== Приведённый текст ==
= = = = =

В большинстве живописных произведений Врубеля двузначность вѝдения и символичность образа всегда присутствуют в жизненной простоте и ясности сюжетного выбора, в «молчаливости» и внешней неподвижности его персонажей, наделенных другой, не укладывающейся целиком в сюжетную ситуацию поэтической выразительностью и значимостью. Демонизм образов Врубеля проявляется не только в его Демониане, но и в других, не связанных прямо с этим романтическим персонажем произведениях, и потому здесь нужно видеть одну из главных граней его образного сознания, в котором отражались общественные противоречия, социальная многосложность современного ему мира на склоне XIX века.

= = = = =

== Исходные материалы ==
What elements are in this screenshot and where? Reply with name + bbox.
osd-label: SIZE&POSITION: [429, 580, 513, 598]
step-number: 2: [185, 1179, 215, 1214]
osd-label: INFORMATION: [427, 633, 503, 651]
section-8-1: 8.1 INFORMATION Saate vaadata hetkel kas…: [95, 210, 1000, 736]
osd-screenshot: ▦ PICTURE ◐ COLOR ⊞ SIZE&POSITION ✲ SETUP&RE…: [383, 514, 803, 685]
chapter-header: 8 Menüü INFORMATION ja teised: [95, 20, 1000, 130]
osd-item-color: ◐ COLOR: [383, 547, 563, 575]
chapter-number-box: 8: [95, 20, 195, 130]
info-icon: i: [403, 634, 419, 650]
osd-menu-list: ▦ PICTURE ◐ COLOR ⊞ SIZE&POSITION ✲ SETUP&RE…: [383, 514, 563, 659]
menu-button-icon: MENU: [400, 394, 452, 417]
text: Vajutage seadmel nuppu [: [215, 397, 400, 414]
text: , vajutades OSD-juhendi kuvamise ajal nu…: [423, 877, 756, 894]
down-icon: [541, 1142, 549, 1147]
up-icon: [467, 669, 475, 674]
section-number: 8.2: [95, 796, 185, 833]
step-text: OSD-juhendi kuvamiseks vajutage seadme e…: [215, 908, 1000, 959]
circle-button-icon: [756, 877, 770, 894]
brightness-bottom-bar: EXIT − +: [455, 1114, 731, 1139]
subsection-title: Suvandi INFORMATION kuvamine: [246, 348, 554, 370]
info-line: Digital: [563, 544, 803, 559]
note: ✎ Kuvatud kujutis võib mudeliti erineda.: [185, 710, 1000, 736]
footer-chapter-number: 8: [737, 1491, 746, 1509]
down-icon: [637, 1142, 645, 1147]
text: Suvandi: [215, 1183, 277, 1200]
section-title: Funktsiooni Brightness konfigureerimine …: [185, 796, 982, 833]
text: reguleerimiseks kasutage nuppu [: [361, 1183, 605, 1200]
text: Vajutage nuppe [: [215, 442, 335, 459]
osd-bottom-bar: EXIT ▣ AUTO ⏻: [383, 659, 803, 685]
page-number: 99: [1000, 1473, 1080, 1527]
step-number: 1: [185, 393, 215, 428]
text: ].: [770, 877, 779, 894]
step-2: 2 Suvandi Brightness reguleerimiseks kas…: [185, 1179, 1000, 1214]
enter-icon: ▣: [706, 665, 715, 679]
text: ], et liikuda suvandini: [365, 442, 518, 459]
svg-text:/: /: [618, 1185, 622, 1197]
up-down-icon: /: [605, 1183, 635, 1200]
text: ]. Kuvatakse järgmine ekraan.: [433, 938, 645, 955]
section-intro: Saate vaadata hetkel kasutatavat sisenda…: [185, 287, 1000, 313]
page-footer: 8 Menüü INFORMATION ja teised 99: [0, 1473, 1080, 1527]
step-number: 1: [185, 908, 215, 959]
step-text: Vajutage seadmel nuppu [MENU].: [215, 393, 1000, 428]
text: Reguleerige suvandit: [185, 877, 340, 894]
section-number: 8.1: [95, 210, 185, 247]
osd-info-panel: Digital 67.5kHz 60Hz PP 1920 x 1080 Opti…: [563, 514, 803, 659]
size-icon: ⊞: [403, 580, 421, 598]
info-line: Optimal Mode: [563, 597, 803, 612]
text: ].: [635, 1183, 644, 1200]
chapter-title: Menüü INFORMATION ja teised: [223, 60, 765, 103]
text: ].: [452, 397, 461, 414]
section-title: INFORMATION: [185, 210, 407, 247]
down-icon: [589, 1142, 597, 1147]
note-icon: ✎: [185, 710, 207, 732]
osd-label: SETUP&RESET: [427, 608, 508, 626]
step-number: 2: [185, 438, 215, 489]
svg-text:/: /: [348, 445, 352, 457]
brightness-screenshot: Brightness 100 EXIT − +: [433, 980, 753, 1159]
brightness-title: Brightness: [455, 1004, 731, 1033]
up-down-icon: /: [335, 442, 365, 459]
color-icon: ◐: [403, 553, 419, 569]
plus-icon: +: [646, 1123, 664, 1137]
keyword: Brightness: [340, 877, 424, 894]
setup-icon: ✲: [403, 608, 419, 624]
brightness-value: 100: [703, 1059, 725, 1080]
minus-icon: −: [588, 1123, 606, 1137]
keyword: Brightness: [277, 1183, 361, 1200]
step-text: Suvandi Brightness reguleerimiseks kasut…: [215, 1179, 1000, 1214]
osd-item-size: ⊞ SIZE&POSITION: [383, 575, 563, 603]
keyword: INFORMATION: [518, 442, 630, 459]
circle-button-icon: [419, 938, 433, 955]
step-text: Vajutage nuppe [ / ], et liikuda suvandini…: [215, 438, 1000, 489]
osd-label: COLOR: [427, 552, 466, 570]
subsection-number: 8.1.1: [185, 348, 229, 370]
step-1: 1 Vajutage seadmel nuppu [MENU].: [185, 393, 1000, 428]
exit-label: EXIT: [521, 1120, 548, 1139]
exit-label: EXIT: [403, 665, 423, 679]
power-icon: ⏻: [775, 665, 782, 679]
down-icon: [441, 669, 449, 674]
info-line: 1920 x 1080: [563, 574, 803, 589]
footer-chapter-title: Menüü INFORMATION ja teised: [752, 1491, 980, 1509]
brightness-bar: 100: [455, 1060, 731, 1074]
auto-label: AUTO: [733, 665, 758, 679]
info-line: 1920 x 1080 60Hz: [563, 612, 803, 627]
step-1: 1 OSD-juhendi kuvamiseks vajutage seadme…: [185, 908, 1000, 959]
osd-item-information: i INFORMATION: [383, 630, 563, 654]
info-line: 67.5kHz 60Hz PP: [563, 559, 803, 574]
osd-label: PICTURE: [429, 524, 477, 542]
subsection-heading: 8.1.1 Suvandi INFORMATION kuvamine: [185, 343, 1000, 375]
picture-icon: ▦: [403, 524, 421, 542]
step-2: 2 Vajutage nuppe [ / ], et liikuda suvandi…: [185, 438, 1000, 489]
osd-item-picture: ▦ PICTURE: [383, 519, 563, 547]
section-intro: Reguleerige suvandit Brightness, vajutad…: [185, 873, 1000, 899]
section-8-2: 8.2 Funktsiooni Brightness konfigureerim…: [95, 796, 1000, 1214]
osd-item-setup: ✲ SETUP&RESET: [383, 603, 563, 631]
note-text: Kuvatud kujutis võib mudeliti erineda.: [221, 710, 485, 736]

= = = = =

== Выполните задания ==
1. Где, согласно тексту о живописи Врубеля, проявляется демонизм его образов?
2. Допишите следующую часть текста о живописи Врубеля.

== Ответы к заданиям ==
1. Не только в Демониане, но и в других произведениях, не связанных прямо с этим романтическим персонажем.

2.
Весной 1901 года, когда увлечение русским сказочным миром закончилось и образ Демона вновь восстал перед ним, Врубель сказал Яремичу перед своим «Надгробным плачем»: «Вот к чему, в сущности, я должен бы вернуться». И он вернулся спустя три года, а тогда весной «и настроении художника происходила какая-то перемена, несмотря на наружное спокойствие, в нем заметна была тревога. Его тянуло в деревню, и помню, как он удивительно поэтично описывал «земляной пол и низенькие потолки» деревенского жилья»[334]. Осенью душевная тревога и творчество Врубеля достигли, казалось, крайнего напряжения. Обстоятельство личной жизни — рождение сына с раздвоенной губкой — и повышенное напряжение общественных настроений того времени обострили болезнь художника. Он «приходит в мрачное и вместе очень возбужденное состояние духа. Он решает, что должен, наконец, написать своего главного большою «Демона». К концу работы над Демоном Врубель был уже психически расстроен. Весной 1902 года в Петербурге духовное возбуждение художника произвело на Яремича «впечатление громадного, как бы бешеного подъема сил: «Через пять лет русское искусство будет первым в мире, мы все завоюем». Врубель говорил о «состоянии искусства, науки, культуры и везде развивал громадные планы»[335].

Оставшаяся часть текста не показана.